++++ Records for the exercise
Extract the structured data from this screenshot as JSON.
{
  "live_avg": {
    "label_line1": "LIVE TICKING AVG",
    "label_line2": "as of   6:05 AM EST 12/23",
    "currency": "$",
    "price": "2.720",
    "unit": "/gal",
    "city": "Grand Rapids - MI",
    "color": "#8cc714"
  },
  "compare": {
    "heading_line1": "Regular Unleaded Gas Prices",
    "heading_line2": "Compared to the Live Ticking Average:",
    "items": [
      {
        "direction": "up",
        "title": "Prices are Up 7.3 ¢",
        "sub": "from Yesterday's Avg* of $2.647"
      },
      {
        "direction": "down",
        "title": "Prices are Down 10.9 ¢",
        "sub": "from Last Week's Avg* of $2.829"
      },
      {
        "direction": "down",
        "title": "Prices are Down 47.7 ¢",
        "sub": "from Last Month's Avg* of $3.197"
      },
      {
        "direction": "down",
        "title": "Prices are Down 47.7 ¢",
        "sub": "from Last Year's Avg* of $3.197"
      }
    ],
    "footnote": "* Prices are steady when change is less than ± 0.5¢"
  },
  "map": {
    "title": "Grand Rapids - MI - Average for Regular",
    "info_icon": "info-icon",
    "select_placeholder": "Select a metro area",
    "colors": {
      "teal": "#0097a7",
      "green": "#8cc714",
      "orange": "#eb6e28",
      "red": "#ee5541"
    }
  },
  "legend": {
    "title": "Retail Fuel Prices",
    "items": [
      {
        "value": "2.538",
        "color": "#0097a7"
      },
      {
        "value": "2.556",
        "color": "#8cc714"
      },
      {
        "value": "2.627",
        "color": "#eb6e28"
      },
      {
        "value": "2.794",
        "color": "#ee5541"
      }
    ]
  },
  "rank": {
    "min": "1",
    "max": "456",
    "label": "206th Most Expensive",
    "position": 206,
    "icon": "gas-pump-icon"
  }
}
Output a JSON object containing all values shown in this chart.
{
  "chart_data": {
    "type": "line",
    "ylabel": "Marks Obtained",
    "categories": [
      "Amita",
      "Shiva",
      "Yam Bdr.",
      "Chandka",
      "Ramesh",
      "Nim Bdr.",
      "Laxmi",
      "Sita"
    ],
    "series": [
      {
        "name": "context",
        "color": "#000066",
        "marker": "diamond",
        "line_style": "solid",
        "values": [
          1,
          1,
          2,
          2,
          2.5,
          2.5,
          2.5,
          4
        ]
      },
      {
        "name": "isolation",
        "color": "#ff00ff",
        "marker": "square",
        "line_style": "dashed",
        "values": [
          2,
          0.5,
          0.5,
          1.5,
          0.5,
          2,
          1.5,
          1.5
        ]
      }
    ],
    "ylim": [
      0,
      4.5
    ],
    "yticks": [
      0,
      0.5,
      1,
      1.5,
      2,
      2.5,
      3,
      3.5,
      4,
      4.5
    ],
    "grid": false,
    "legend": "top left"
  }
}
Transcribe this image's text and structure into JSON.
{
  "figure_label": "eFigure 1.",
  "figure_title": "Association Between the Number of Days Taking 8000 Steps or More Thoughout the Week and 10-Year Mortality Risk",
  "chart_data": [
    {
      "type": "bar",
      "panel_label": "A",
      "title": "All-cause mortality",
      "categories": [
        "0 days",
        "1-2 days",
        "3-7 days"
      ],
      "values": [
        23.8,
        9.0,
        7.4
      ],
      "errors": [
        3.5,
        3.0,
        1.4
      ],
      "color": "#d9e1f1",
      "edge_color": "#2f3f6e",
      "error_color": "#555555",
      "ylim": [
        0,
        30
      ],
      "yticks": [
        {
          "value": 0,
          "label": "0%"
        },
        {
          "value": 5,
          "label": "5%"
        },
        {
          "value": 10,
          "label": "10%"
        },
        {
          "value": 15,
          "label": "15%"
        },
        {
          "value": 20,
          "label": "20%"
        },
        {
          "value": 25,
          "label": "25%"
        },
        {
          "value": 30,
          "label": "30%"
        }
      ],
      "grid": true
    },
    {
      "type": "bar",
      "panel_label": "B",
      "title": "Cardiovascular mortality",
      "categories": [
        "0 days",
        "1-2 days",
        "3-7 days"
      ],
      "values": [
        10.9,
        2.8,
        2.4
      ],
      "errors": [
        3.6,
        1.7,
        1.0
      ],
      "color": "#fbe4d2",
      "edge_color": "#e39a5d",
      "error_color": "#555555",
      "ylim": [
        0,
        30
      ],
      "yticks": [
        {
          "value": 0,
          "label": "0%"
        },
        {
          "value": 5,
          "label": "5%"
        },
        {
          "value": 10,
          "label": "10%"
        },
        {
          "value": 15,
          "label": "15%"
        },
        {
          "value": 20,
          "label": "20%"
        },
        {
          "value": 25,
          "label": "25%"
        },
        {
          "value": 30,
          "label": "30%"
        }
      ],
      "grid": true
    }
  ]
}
++++++++
→ **What is being asked**: Search the data for "Prices" and list every line in which it occurs.

→ **Written response**:
    "heading_line1": "Regular Unleaded Gas Prices",
        "title": "Prices are Up 7.3 ¢",
        "title": "Prices are Down 10.9 ¢",
        "title": "Prices are Down 47.7 ¢",
        "title": "Prices are Down 47.7 ¢",
    "footnote": "* Prices are steady when change is less than ± 0.5¢"
    "title": "Retail Fuel Prices",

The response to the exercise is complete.